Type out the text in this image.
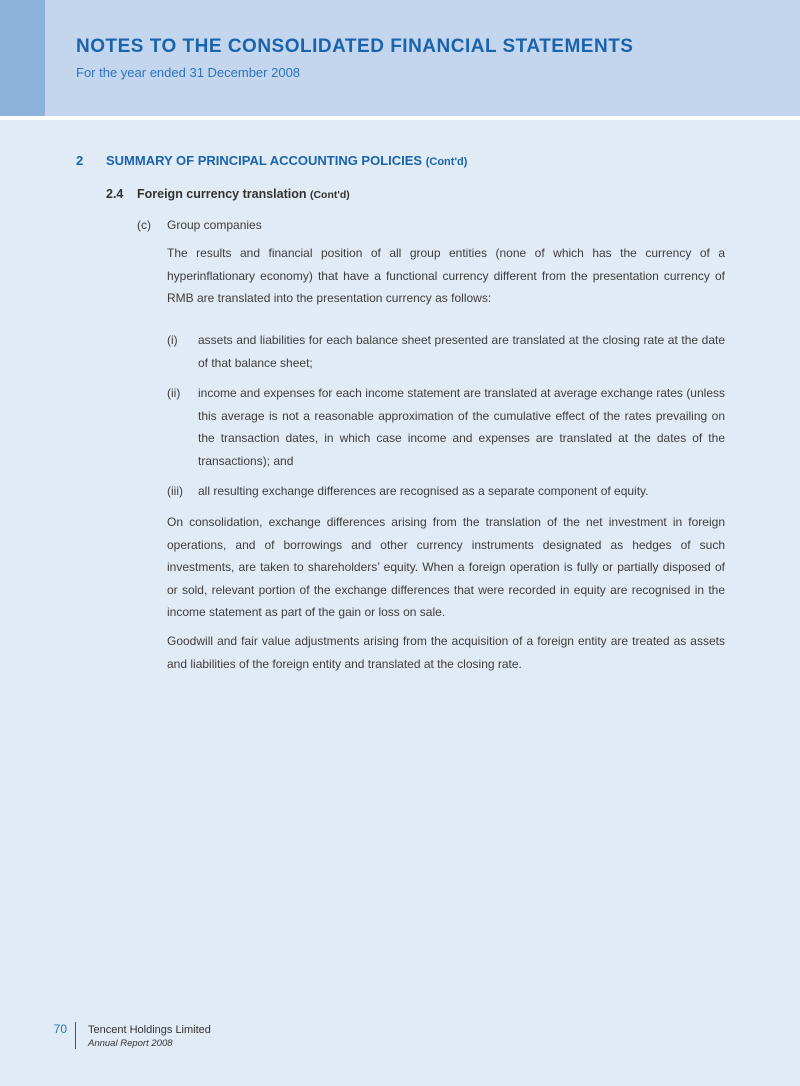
NOTES TO THE CONSOLIDATED FINANCIAL STATEMENTS
For the year ended 31 December 2008
2 SUMMARY OF PRINCIPAL ACCOUNTING POLICIES (Cont'd)
2.4 Foreign currency translation (Cont'd)
(c) Group companies

The results and financial position of all group entities (none of which has the currency of a hyperinflationary economy) that have a functional currency different from the presentation currency of RMB are translated into the presentation currency as follows:

(i)	assets and liabilities for each balance sheet presented are translated at the closing rate at the date of that balance sheet;
(ii)	income and expenses for each income statement are translated at average exchange rates (unless this average is not a reasonable approximation of the cumulative effect of the rates prevailing on the transaction dates, in which case income and expenses are translated at the dates of the transactions); and
(iii)	all resulting exchange differences are recognised as a separate component of equity.

On consolidation, exchange differences arising from the translation of the net investment in foreign operations, and of borrowings and other currency instruments designated as hedges of such investments, are taken to shareholders’ equity. When a foreign operation is fully or partially disposed of or sold, relevant portion of the exchange differences that were recorded in equity are recognised in the income statement as part of the gain or loss on sale.

Goodwill and fair value adjustments arising from the acquisition of a foreign entity are treated as assets and liabilities of the foreign entity and translated at the closing rate.

70 Tencent Holdings Limited
Annual Report 2008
|---|
Every entry should be returned exactly as written, minus the pictures.

Type out the text in this image.
NOTES TO THE CONSOLIDATED FINANCIAL STATEMENTS
For the year ended 31 December 2008
2 SUMMARY OF PRINCIPAL ACCOUNTING POLICIES (Cont'd)
2.4 Foreign currency translation (Cont'd)
(c) Group companies

The results and financial position of all group entities (none of which has the currency of a hyperinflationary economy) that have a functional currency different from the presentation currency of RMB are translated into the presentation currency as follows:

(i)	assets and liabilities for each balance sheet presented are translated at the closing rate at the date of that balance sheet;
(ii)	income and expenses for each income statement are translated at average exchange rates (unless this average is not a reasonable approximation of the cumulative effect of the rates prevailing on the transaction dates, in which case income and expenses are translated at the dates of the transactions); and
(iii)	all resulting exchange differences are recognised as a separate component of equity.

On consolidation, exchange differences arising from the translation of the net investment in foreign operations, and of borrowings and other currency instruments designated as hedges of such investments, are taken to shareholders’ equity. When a foreign operation is fully or partially disposed of or sold, relevant portion of the exchange differences that were recorded in equity are recognised in the income statement as part of the gain or loss on sale.

Goodwill and fair value adjustments arising from the acquisition of a foreign entity are treated as assets and liabilities of the foreign entity and translated at the closing rate.

70 Tencent Holdings Limited
Annual Report 2008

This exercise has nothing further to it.